*DATASET RECORDS*
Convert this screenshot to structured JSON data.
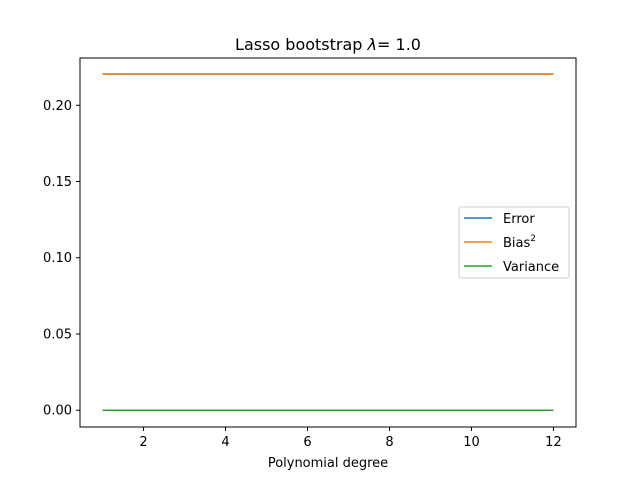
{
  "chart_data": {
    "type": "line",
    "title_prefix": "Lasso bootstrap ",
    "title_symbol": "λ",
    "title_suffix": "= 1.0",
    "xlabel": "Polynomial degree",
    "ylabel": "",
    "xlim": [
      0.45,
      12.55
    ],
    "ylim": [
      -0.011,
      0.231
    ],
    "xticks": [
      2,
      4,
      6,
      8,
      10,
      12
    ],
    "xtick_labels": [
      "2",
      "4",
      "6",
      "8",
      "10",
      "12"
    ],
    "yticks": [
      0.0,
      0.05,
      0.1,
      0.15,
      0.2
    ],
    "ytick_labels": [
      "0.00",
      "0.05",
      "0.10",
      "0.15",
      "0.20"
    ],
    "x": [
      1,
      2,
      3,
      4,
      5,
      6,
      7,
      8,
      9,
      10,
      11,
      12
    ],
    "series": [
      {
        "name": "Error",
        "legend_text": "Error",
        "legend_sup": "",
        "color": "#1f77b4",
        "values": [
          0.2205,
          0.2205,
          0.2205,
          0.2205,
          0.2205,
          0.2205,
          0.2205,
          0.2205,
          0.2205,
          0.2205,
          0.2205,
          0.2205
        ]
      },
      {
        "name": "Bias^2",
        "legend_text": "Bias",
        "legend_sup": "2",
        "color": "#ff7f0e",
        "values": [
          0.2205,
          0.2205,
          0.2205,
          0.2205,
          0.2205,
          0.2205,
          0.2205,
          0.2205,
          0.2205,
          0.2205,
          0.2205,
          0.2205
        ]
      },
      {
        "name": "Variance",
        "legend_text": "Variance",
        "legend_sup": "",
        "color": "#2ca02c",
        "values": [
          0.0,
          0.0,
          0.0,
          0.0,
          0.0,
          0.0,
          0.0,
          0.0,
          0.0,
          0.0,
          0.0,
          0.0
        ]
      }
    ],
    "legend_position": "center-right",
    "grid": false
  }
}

*SHORT PROBLEM*
In the material above, find the lines that contain "name" and show them.

*SOLUTION*
        "name": "Error",
        "name": "Bias^2",
        "name": "Variance",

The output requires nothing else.